### Set problem
Copy out all of the material exactly.

─── Information given ───

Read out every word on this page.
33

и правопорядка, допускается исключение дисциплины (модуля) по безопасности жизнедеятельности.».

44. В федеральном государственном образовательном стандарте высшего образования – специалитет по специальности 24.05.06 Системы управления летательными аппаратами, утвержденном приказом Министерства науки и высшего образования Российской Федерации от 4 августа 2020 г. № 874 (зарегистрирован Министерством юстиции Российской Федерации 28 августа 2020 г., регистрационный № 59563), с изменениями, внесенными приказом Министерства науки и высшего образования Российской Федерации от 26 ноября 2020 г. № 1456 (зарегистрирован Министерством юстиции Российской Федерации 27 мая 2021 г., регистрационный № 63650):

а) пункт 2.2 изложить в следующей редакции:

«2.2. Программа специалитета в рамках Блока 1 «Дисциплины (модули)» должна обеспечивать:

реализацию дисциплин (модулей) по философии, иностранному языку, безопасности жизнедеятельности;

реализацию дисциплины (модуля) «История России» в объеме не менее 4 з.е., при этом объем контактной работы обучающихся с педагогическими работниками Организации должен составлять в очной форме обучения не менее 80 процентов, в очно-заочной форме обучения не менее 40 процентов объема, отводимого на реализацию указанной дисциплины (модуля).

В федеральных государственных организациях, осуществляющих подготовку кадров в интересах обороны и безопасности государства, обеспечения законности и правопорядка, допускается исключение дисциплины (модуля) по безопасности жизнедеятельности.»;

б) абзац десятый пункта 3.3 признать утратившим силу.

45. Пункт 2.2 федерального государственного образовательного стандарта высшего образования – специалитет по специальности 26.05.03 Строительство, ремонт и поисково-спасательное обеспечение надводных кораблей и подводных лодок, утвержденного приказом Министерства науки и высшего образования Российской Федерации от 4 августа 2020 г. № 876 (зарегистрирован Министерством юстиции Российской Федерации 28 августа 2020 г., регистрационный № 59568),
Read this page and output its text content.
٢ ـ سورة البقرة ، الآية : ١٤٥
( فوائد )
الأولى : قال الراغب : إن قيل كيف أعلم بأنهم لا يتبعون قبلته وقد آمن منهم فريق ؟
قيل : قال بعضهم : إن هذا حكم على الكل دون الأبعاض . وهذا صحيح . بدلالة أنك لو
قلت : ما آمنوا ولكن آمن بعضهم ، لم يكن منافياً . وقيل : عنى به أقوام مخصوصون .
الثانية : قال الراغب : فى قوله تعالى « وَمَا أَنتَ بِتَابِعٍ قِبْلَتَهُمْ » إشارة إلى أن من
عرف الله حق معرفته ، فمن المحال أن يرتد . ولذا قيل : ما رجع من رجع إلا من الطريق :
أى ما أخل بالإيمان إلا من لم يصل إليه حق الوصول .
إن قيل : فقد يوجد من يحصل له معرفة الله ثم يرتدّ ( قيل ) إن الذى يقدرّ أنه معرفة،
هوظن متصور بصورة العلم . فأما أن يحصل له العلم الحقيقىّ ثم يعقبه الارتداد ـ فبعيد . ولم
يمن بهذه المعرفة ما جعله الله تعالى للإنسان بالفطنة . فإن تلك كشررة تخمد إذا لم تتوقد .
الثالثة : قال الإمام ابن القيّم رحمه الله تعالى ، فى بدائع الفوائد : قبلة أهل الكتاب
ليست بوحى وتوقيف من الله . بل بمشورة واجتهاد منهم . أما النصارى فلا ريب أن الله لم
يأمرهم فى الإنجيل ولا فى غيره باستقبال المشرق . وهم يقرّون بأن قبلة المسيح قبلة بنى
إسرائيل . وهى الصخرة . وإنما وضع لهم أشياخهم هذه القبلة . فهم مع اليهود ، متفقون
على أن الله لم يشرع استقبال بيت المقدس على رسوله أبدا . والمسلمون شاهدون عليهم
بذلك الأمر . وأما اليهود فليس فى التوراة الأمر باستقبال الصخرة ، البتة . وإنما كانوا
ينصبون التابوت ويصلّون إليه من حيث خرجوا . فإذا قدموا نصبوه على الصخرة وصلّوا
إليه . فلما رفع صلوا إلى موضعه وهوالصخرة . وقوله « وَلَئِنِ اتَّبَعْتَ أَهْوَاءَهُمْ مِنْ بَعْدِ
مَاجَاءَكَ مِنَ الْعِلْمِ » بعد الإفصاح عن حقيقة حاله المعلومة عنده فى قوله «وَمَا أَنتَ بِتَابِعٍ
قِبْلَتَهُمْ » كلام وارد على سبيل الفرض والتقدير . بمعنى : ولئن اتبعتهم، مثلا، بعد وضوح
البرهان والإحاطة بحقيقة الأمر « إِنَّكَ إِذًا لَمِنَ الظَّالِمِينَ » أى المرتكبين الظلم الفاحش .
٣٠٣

───

### Expected output
Read out every word on this page.
33

и правопорядка, допускается исключение дисциплины (модуля) по безопасности жизнедеятельности.».

44. В федеральном государственном образовательном стандарте высшего образования – специалитет по специальности 24.05.06 Системы управления летательными аппаратами, утвержденном приказом Министерства науки и высшего образования Российской Федерации от 4 августа 2020 г. № 874 (зарегистрирован Министерством юстиции Российской Федерации 28 августа 2020 г., регистрационный № 59563), с изменениями, внесенными приказом Министерства науки и высшего образования Российской Федерации от 26 ноября 2020 г. № 1456 (зарегистрирован Министерством юстиции Российской Федерации 27 мая 2021 г., регистрационный № 63650):

а) пункт 2.2 изложить в следующей редакции:

«2.2. Программа специалитета в рамках Блока 1 «Дисциплины (модули)» должна обеспечивать:

реализацию дисциплин (модулей) по философии, иностранному языку, безопасности жизнедеятельности;

реализацию дисциплины (модуля) «История России» в объеме не менее 4 з.е., при этом объем контактной работы обучающихся с педагогическими работниками Организации должен составлять в очной форме обучения не менее 80 процентов, в очно-заочной форме обучения не менее 40 процентов объема, отводимого на реализацию указанной дисциплины (модуля).

В федеральных государственных организациях, осуществляющих подготовку кадров в интересах обороны и безопасности государства, обеспечения законности и правопорядка, допускается исключение дисциплины (модуля) по безопасности жизнедеятельности.»;

б) абзац десятый пункта 3.3 признать утратившим силу.

45. Пункт 2.2 федерального государственного образовательного стандарта высшего образования – специалитет по специальности 26.05.03 Строительство, ремонт и поисково-спасательное обеспечение надводных кораблей и подводных лодок, утвержденного приказом Министерства науки и высшего образования Российской Федерации от 4 августа 2020 г. № 876 (зарегистрирован Министерством юстиции Российской Федерации 28 августа 2020 г., регистрационный № 59568),
Read this page and output its text content.
٢ ـ سورة البقرة ، الآية : ١٤٥
( فوائد )
الأولى : قال الراغب : إن قيل كيف أعلم بأنهم لا يتبعون قبلته وقد آمن منهم فريق ؟
قيل : قال بعضهم : إن هذا حكم على الكل دون الأبعاض . وهذا صحيح . بدلالة أنك لو
قلت : ما آمنوا ولكن آمن بعضهم ، لم يكن منافياً . وقيل : عنى به أقوام مخصوصون .
الثانية : قال الراغب : فى قوله تعالى « وَمَا أَنتَ بِتَابِعٍ قِبْلَتَهُمْ » إشارة إلى أن من
عرف الله حق معرفته ، فمن المحال أن يرتد . ولذا قيل : ما رجع من رجع إلا من الطريق :
أى ما أخل بالإيمان إلا من لم يصل إليه حق الوصول .
إن قيل : فقد يوجد من يحصل له معرفة الله ثم يرتدّ ( قيل ) إن الذى يقدرّ أنه معرفة،
هوظن متصور بصورة العلم . فأما أن يحصل له العلم الحقيقىّ ثم يعقبه الارتداد ـ فبعيد . ولم
يمن بهذه المعرفة ما جعله الله تعالى للإنسان بالفطنة . فإن تلك كشررة تخمد إذا لم تتوقد .
الثالثة : قال الإمام ابن القيّم رحمه الله تعالى ، فى بدائع الفوائد : قبلة أهل الكتاب
ليست بوحى وتوقيف من الله . بل بمشورة واجتهاد منهم . أما النصارى فلا ريب أن الله لم
يأمرهم فى الإنجيل ولا فى غيره باستقبال المشرق . وهم يقرّون بأن قبلة المسيح قبلة بنى
إسرائيل . وهى الصخرة . وإنما وضع لهم أشياخهم هذه القبلة . فهم مع اليهود ، متفقون
على أن الله لم يشرع استقبال بيت المقدس على رسوله أبدا . والمسلمون شاهدون عليهم
بذلك الأمر . وأما اليهود فليس فى التوراة الأمر باستقبال الصخرة ، البتة . وإنما كانوا
ينصبون التابوت ويصلّون إليه من حيث خرجوا . فإذا قدموا نصبوه على الصخرة وصلّوا
إليه . فلما رفع صلوا إلى موضعه وهوالصخرة . وقوله « وَلَئِنِ اتَّبَعْتَ أَهْوَاءَهُمْ مِنْ بَعْدِ
مَاجَاءَكَ مِنَ الْعِلْمِ » بعد الإفصاح عن حقيقة حاله المعلومة عنده فى قوله «وَمَا أَنتَ بِتَابِعٍ
قِبْلَتَهُمْ » كلام وارد على سبيل الفرض والتقدير . بمعنى : ولئن اتبعتهم، مثلا، بعد وضوح
البرهان والإحاطة بحقيقة الأمر « إِنَّكَ إِذًا لَمِنَ الظَّالِمِينَ » أى المرتكبين الظلم الفاحش .
٣٠٣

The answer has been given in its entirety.